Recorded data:
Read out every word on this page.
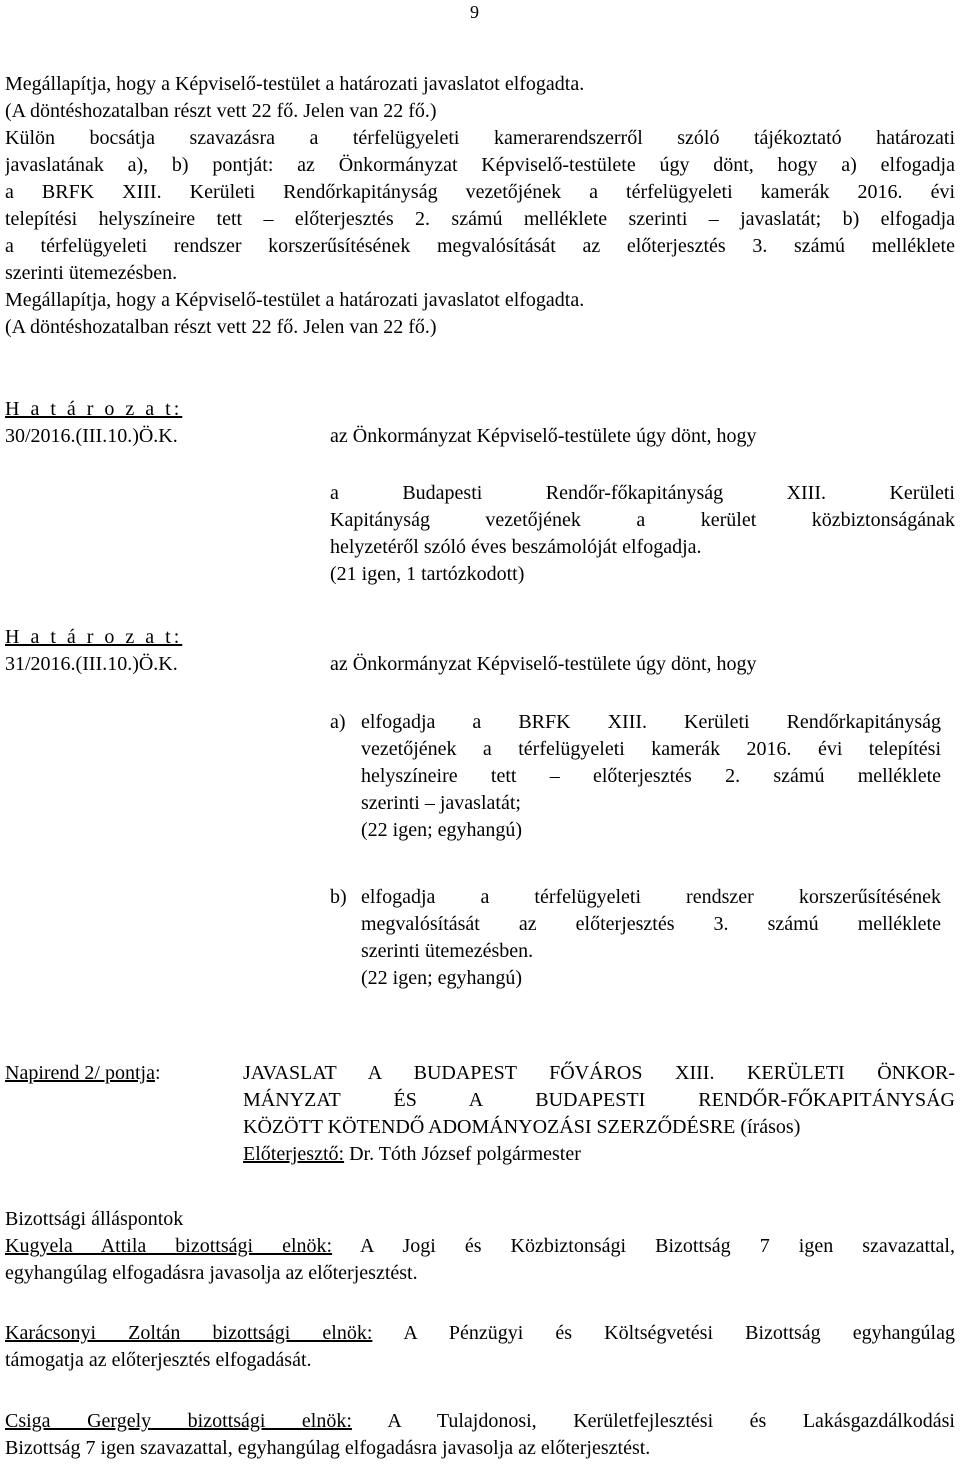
9
Megállapítja, hogy a Képviselő-testület a határozati javaslatot elfogadta.
(A döntéshozatalban részt vett 22 fő. Jelen van 22 fő.)
Külön bocsátja szavazásra a térfelügyeleti kamerarendszerről szóló tájékoztató határozati
javaslatának a), b) pontját: az Önkormányzat Képviselő-testülete úgy dönt, hogy a) elfogadja
a BRFK XIII. Kerületi Rendőrkapitányság vezetőjének a térfelügyeleti kamerák 2016. évi
telepítési helyszíneire tett – előterjesztés 2. számú melléklete szerinti – javaslatát; b) elfogadja
a térfelügyeleti rendszer korszerűsítésének megvalósítását az előterjesztés 3. számú melléklete
szerinti ütemezésben.
Megállapítja, hogy a Képviselő-testület a határozati javaslatot elfogadta.
(A döntéshozatalban részt vett 22 fő. Jelen van 22 fő.)
H a t á r o z a t:
30/2016.(III.10.)Ö.K.	az Önkormányzat Képviselő-testülete úgy dönt, hogy
a Budapesti Rendőr-főkapitányság XIII. Kerületi
Kapitányság vezetőjének a kerület közbiztonságának
helyzetéről szóló éves beszámolóját elfogadja.
(21 igen, 1 tartózkodott)
H a t á r o z a t:
31/2016.(III.10.)Ö.K.	az Önkormányzat Képviselő-testülete úgy dönt, hogy
a) elfogadja a BRFK XIII. Kerületi Rendőrkapitányság
vezetőjének a térfelügyeleti kamerák 2016. évi telepítési
helyszíneire tett – előterjesztés 2. számú melléklete
szerinti – javaslatát;
(22 igen; egyhangú)
b) elfogadja a térfelügyeleti rendszer korszerűsítésének
megvalósítását az előterjesztés 3. számú melléklete
szerinti ütemezésben.
(22 igen; egyhangú)
Napirend 2/ pontja:	JAVASLAT A BUDAPEST FŐVÁROS XIII. KERÜLETI ÖNKOR-
MÁNYZAT ÉS A BUDAPESTI RENDŐR-FŐKAPITÁNYSÁG
KÖZÖTT KÖTENDŐ ADOMÁNYOZÁSI SZERZŐDÉSRE (írásos)
Előterjesztő: Dr. Tóth József polgármester
Bizottsági álláspontok
Kugyela Attila bizottsági elnök: A Jogi és Közbiztonsági Bizottság 7 igen szavazattal,
egyhangúlag elfogadásra javasolja az előterjesztést.
Karácsonyi Zoltán bizottsági elnök: A Pénzügyi és Költségvetési Bizottság egyhangúlag
támogatja az előterjesztés elfogadását.
Csiga Gergely bizottsági elnök: A Tulajdonosi, Kerületfejlesztési és Lakásgazdálkodási
Bizottság 7 igen szavazattal, egyhangúlag elfogadásra javasolja az előterjesztést.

Exercise: The records above must be echoed exactly, minus their pictures.

Complete answer:
Read out every word on this page.
9
Megállapítja, hogy a Képviselő-testület a határozati javaslatot elfogadta.
(A döntéshozatalban részt vett 22 fő. Jelen van 22 fő.)
Külön bocsátja szavazásra a térfelügyeleti kamerarendszerről szóló tájékoztató határozati
javaslatának a), b) pontját: az Önkormányzat Képviselő-testülete úgy dönt, hogy a) elfogadja
a BRFK XIII. Kerületi Rendőrkapitányság vezetőjének a térfelügyeleti kamerák 2016. évi
telepítési helyszíneire tett – előterjesztés 2. számú melléklete szerinti – javaslatát; b) elfogadja
a térfelügyeleti rendszer korszerűsítésének megvalósítását az előterjesztés 3. számú melléklete
szerinti ütemezésben.
Megállapítja, hogy a Képviselő-testület a határozati javaslatot elfogadta.
(A döntéshozatalban részt vett 22 fő. Jelen van 22 fő.)
H a t á r o z a t:
30/2016.(III.10.)Ö.K.	az Önkormányzat Képviselő-testülete úgy dönt, hogy
a Budapesti Rendőr-főkapitányság XIII. Kerületi
Kapitányság vezetőjének a kerület közbiztonságának
helyzetéről szóló éves beszámolóját elfogadja.
(21 igen, 1 tartózkodott)
H a t á r o z a t:
31/2016.(III.10.)Ö.K.	az Önkormányzat Képviselő-testülete úgy dönt, hogy
a) elfogadja a BRFK XIII. Kerületi Rendőrkapitányság
vezetőjének a térfelügyeleti kamerák 2016. évi telepítési
helyszíneire tett – előterjesztés 2. számú melléklete
szerinti – javaslatát;
(22 igen; egyhangú)
b) elfogadja a térfelügyeleti rendszer korszerűsítésének
megvalósítását az előterjesztés 3. számú melléklete
szerinti ütemezésben.
(22 igen; egyhangú)
Napirend 2/ pontja:	JAVASLAT A BUDAPEST FŐVÁROS XIII. KERÜLETI ÖNKOR-
MÁNYZAT ÉS A BUDAPESTI RENDŐR-FŐKAPITÁNYSÁG
KÖZÖTT KÖTENDŐ ADOMÁNYOZÁSI SZERZŐDÉSRE (írásos)
Előterjesztő: Dr. Tóth József polgármester
Bizottsági álláspontok
Kugyela Attila bizottsági elnök: A Jogi és Közbiztonsági Bizottság 7 igen szavazattal,
egyhangúlag elfogadásra javasolja az előterjesztést.
Karácsonyi Zoltán bizottsági elnök: A Pénzügyi és Költségvetési Bizottság egyhangúlag
támogatja az előterjesztés elfogadását.
Csiga Gergely bizottsági elnök: A Tulajdonosi, Kerületfejlesztési és Lakásgazdálkodási
Bizottság 7 igen szavazattal, egyhangúlag elfogadásra javasolja az előterjesztést.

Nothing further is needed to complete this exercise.